▶ WORK REQUIRED:
Work through the data line by line, gathering every line that has the word "yang".

(Dataset entries)
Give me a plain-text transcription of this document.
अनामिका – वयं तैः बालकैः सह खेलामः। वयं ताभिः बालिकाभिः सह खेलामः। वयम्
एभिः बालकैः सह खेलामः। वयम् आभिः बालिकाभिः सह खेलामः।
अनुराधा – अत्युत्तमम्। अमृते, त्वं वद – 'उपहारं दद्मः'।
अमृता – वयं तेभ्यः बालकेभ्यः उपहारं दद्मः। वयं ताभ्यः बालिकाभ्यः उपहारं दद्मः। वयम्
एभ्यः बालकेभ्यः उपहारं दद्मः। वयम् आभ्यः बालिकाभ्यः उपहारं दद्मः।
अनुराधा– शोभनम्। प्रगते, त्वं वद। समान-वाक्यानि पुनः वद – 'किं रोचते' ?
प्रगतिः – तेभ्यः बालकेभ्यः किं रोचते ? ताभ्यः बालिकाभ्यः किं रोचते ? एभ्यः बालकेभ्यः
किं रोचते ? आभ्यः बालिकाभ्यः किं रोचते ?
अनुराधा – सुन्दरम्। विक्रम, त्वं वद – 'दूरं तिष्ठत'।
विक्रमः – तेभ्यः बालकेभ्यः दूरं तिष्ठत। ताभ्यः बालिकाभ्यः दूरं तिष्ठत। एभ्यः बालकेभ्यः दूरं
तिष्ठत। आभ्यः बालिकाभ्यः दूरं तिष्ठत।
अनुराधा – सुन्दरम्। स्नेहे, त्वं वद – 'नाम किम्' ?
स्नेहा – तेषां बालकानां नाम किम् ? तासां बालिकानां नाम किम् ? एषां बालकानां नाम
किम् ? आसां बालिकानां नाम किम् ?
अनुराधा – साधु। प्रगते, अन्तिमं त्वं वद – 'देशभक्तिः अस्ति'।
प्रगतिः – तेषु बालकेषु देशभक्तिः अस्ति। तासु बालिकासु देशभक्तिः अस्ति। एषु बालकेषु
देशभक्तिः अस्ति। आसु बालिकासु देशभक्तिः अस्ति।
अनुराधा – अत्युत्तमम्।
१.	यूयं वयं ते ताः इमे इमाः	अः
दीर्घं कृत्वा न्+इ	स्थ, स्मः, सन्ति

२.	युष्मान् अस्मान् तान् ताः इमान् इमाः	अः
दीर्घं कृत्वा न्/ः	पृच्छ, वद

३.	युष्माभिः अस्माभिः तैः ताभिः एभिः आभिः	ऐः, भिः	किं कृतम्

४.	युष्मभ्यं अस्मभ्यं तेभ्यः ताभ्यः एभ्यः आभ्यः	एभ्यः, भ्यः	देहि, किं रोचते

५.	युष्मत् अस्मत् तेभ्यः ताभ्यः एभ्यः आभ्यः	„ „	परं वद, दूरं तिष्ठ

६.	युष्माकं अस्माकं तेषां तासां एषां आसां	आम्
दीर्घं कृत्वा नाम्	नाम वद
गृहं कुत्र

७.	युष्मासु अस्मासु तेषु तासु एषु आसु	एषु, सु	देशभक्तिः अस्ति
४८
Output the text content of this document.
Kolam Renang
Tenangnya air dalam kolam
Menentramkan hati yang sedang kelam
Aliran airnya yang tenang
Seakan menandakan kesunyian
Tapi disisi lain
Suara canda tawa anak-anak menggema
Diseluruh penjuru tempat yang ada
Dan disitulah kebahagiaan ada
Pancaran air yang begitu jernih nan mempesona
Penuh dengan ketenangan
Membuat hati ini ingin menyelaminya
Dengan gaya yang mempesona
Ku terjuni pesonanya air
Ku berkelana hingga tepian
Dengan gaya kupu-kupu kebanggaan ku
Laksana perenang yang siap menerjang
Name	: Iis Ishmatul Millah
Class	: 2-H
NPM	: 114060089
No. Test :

▶ EXERCISE SOLUTION:
Menentramkan hati yang sedang kelam
Aliran airnya yang tenang
Diseluruh penjuru tempat yang ada
Pancaran air yang begitu jernih nan mempesona
Dengan gaya yang mempesona
Laksana perenang yang siap menerjang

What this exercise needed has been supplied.